--- TASK DETAILS ---
Quote the whole listing word for word. Do not include the pictures.

--- RECORDS FOR THIS TASK ---

>>>

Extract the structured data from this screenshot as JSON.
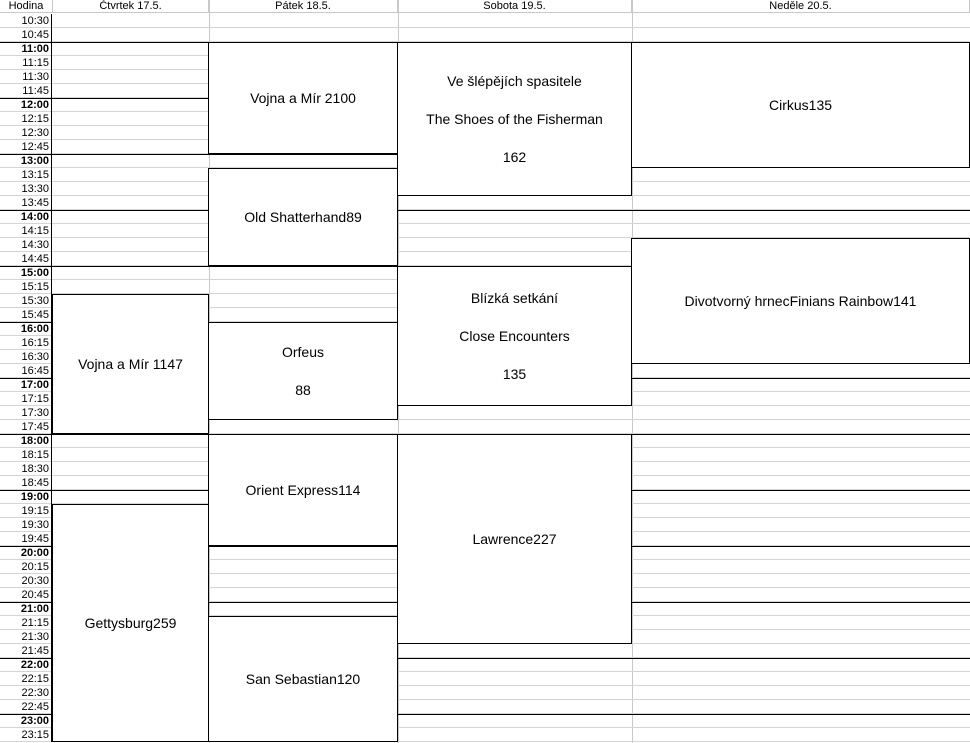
{
  "header": {
    "corner": "Hodina",
    "days": [
      "Čtvrtek 17.5.",
      "Pátek 18.5.",
      "Sobota 19.5.",
      "Neděle 20.5."
    ]
  },
  "times": [
    "10:30",
    "10:45",
    "11:00",
    "11:15",
    "11:30",
    "11:45",
    "12:00",
    "12:15",
    "12:30",
    "12:45",
    "13:00",
    "13:15",
    "13:30",
    "13:45",
    "14:00",
    "14:15",
    "14:30",
    "14:45",
    "15:00",
    "15:15",
    "15:30",
    "15:45",
    "16:00",
    "16:15",
    "16:30",
    "16:45",
    "17:00",
    "17:15",
    "17:30",
    "17:45",
    "18:00",
    "18:15",
    "18:30",
    "18:45",
    "19:00",
    "19:15",
    "19:30",
    "19:45",
    "20:00",
    "20:15",
    "20:30",
    "20:45",
    "21:00",
    "21:15",
    "21:30",
    "21:45",
    "22:00",
    "22:15",
    "22:30",
    "22:45",
    "23:00",
    "23:15"
  ],
  "events": [
    {
      "day": 1,
      "start": "11:00",
      "end": "12:45",
      "lines": [
        "Vojna a Mír 2100"
      ]
    },
    {
      "day": 1,
      "start": "13:15",
      "end": "14:45",
      "lines": [
        "Old Shatterhand89"
      ]
    },
    {
      "day": 1,
      "start": "16:00",
      "end": "17:30",
      "lines": [
        "Orfeus",
        "88"
      ]
    },
    {
      "day": 1,
      "start": "18:00",
      "end": "19:45",
      "lines": [
        "Orient Express114"
      ]
    },
    {
      "day": 1,
      "start": "21:15",
      "end": "23:15",
      "lines": [
        "San Sebastian120"
      ]
    },
    {
      "day": 0,
      "start": "15:30",
      "end": "17:45",
      "lines": [
        "Vojna a Mír 1147"
      ]
    },
    {
      "day": 0,
      "start": "19:15",
      "end": "23:15",
      "lines": [
        "Gettysburg259"
      ]
    },
    {
      "day": 2,
      "start": "11:00",
      "end": "13:30",
      "lines": [
        "Ve šlépějích spasitele",
        "The Shoes of the Fisherman",
        "162"
      ]
    },
    {
      "day": 2,
      "start": "15:00",
      "end": "17:15",
      "lines": [
        "Blízká setkání",
        "Close Encounters",
        "135"
      ]
    },
    {
      "day": 2,
      "start": "18:00",
      "end": "21:30",
      "lines": [
        "Lawrence227"
      ]
    },
    {
      "day": 3,
      "start": "11:00",
      "end": "13:00",
      "lines": [
        "Cirkus135"
      ]
    },
    {
      "day": 3,
      "start": "14:30",
      "end": "16:30",
      "lines": [
        "Divotvorný hrnecFinians Rainbow141"
      ]
    }
  ]
}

<<<

--- EXPECTED OUTPUT ---
Extract the structured data from this screenshot as JSON.
{
  "header": {
    "corner": "Hodina",
    "days": [
      "Čtvrtek 17.5.",
      "Pátek 18.5.",
      "Sobota 19.5.",
      "Neděle 20.5."
    ]
  },
  "times": [
    "10:30",
    "10:45",
    "11:00",
    "11:15",
    "11:30",
    "11:45",
    "12:00",
    "12:15",
    "12:30",
    "12:45",
    "13:00",
    "13:15",
    "13:30",
    "13:45",
    "14:00",
    "14:15",
    "14:30",
    "14:45",
    "15:00",
    "15:15",
    "15:30",
    "15:45",
    "16:00",
    "16:15",
    "16:30",
    "16:45",
    "17:00",
    "17:15",
    "17:30",
    "17:45",
    "18:00",
    "18:15",
    "18:30",
    "18:45",
    "19:00",
    "19:15",
    "19:30",
    "19:45",
    "20:00",
    "20:15",
    "20:30",
    "20:45",
    "21:00",
    "21:15",
    "21:30",
    "21:45",
    "22:00",
    "22:15",
    "22:30",
    "22:45",
    "23:00",
    "23:15"
  ],
  "events": [
    {
      "day": 1,
      "start": "11:00",
      "end": "12:45",
      "lines": [
        "Vojna a Mír 2100"
      ]
    },
    {
      "day": 1,
      "start": "13:15",
      "end": "14:45",
      "lines": [
        "Old Shatterhand89"
      ]
    },
    {
      "day": 1,
      "start": "16:00",
      "end": "17:30",
      "lines": [
        "Orfeus",
        "88"
      ]
    },
    {
      "day": 1,
      "start": "18:00",
      "end": "19:45",
      "lines": [
        "Orient Express114"
      ]
    },
    {
      "day": 1,
      "start": "21:15",
      "end": "23:15",
      "lines": [
        "San Sebastian120"
      ]
    },
    {
      "day": 0,
      "start": "15:30",
      "end": "17:45",
      "lines": [
        "Vojna a Mír 1147"
      ]
    },
    {
      "day": 0,
      "start": "19:15",
      "end": "23:15",
      "lines": [
        "Gettysburg259"
      ]
    },
    {
      "day": 2,
      "start": "11:00",
      "end": "13:30",
      "lines": [
        "Ve šlépějích spasitele",
        "The Shoes of the Fisherman",
        "162"
      ]
    },
    {
      "day": 2,
      "start": "15:00",
      "end": "17:15",
      "lines": [
        "Blízká setkání",
        "Close Encounters",
        "135"
      ]
    },
    {
      "day": 2,
      "start": "18:00",
      "end": "21:30",
      "lines": [
        "Lawrence227"
      ]
    },
    {
      "day": 3,
      "start": "11:00",
      "end": "13:00",
      "lines": [
        "Cirkus135"
      ]
    },
    {
      "day": 3,
      "start": "14:30",
      "end": "16:30",
      "lines": [
        "Divotvorný hrnecFinians Rainbow141"
      ]
    }
  ]
}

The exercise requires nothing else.